• **Records supplied**:
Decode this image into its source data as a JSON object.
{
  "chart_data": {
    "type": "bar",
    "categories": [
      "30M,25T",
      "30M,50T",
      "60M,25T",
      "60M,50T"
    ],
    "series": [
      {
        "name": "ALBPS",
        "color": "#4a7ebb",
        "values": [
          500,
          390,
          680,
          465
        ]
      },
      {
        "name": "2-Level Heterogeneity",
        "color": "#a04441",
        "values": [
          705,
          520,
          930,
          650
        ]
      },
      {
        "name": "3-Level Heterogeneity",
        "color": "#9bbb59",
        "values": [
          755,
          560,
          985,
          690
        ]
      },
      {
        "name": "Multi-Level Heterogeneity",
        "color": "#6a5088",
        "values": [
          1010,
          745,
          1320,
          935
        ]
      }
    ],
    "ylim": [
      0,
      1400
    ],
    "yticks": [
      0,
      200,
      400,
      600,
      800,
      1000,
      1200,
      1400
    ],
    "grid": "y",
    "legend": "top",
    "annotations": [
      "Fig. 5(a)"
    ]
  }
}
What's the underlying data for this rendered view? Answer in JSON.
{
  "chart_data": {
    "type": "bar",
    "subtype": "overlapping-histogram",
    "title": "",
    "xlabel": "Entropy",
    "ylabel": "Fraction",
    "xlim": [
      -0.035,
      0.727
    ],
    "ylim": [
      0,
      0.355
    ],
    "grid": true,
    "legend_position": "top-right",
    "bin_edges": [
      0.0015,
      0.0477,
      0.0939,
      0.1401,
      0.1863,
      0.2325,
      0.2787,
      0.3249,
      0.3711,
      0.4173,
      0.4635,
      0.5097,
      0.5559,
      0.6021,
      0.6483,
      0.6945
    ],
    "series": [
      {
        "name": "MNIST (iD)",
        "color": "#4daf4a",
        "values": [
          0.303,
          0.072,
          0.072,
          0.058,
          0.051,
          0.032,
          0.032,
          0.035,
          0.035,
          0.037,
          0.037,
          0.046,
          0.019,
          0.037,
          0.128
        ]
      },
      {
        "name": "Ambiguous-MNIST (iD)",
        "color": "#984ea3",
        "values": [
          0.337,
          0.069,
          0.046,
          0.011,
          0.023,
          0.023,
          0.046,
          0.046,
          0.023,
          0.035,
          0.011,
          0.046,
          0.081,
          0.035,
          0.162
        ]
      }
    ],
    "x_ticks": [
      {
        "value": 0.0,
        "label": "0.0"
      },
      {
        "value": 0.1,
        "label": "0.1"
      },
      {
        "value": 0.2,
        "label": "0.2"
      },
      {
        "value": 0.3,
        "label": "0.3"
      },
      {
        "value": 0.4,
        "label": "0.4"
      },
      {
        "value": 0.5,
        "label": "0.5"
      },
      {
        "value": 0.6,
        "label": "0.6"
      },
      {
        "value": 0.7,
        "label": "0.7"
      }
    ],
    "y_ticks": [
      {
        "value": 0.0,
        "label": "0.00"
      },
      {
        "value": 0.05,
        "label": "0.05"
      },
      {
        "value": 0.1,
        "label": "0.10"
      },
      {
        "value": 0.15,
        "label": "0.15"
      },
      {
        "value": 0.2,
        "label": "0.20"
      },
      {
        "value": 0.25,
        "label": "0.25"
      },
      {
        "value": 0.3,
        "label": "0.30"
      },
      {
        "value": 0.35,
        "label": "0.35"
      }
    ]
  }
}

• **Exercise objective**: Please output the entries above, every line exactly as it reads.

• **Task output**:
Decode this image into its source data as a JSON object.
{
  "chart_data": {
    "type": "bar",
    "categories": [
      "30M,25T",
      "30M,50T",
      "60M,25T",
      "60M,50T"
    ],
    "series": [
      {
        "name": "ALBPS",
        "color": "#4a7ebb",
        "values": [
          500,
          390,
          680,
          465
        ]
      },
      {
        "name": "2-Level Heterogeneity",
        "color": "#a04441",
        "values": [
          705,
          520,
          930,
          650
        ]
      },
      {
        "name": "3-Level Heterogeneity",
        "color": "#9bbb59",
        "values": [
          755,
          560,
          985,
          690
        ]
      },
      {
        "name": "Multi-Level Heterogeneity",
        "color": "#6a5088",
        "values": [
          1010,
          745,
          1320,
          935
        ]
      }
    ],
    "ylim": [
      0,
      1400
    ],
    "yticks": [
      0,
      200,
      400,
      600,
      800,
      1000,
      1200,
      1400
    ],
    "grid": "y",
    "legend": "top",
    "annotations": [
      "Fig. 5(a)"
    ]
  }
}
What's the underlying data for this rendered view? Answer in JSON.
{
  "chart_data": {
    "type": "bar",
    "subtype": "overlapping-histogram",
    "title": "",
    "xlabel": "Entropy",
    "ylabel": "Fraction",
    "xlim": [
      -0.035,
      0.727
    ],
    "ylim": [
      0,
      0.355
    ],
    "grid": true,
    "legend_position": "top-right",
    "bin_edges": [
      0.0015,
      0.0477,
      0.0939,
      0.1401,
      0.1863,
      0.2325,
      0.2787,
      0.3249,
      0.3711,
      0.4173,
      0.4635,
      0.5097,
      0.5559,
      0.6021,
      0.6483,
      0.6945
    ],
    "series": [
      {
        "name": "MNIST (iD)",
        "color": "#4daf4a",
        "values": [
          0.303,
          0.072,
          0.072,
          0.058,
          0.051,
          0.032,
          0.032,
          0.035,
          0.035,
          0.037,
          0.037,
          0.046,
          0.019,
          0.037,
          0.128
        ]
      },
      {
        "name": "Ambiguous-MNIST (iD)",
        "color": "#984ea3",
        "values": [
          0.337,
          0.069,
          0.046,
          0.011,
          0.023,
          0.023,
          0.046,
          0.046,
          0.023,
          0.035,
          0.011,
          0.046,
          0.081,
          0.035,
          0.162
        ]
      }
    ],
    "x_ticks": [
      {
        "value": 0.0,
        "label": "0.0"
      },
      {
        "value": 0.1,
        "label": "0.1"
      },
      {
        "value": 0.2,
        "label": "0.2"
      },
      {
        "value": 0.3,
        "label": "0.3"
      },
      {
        "value": 0.4,
        "label": "0.4"
      },
      {
        "value": 0.5,
        "label": "0.5"
      },
      {
        "value": 0.6,
        "label": "0.6"
      },
      {
        "value": 0.7,
        "label": "0.7"
      }
    ],
    "y_ticks": [
      {
        "value": 0.0,
        "label": "0.00"
      },
      {
        "value": 0.05,
        "label": "0.05"
      },
      {
        "value": 0.1,
        "label": "0.10"
      },
      {
        "value": 0.15,
        "label": "0.15"
      },
      {
        "value": 0.2,
        "label": "0.20"
      },
      {
        "value": 0.25,
        "label": "0.25"
      },
      {
        "value": 0.3,
        "label": "0.30"
      },
      {
        "value": 0.35,
        "label": "0.35"
      }
    ]
  }
}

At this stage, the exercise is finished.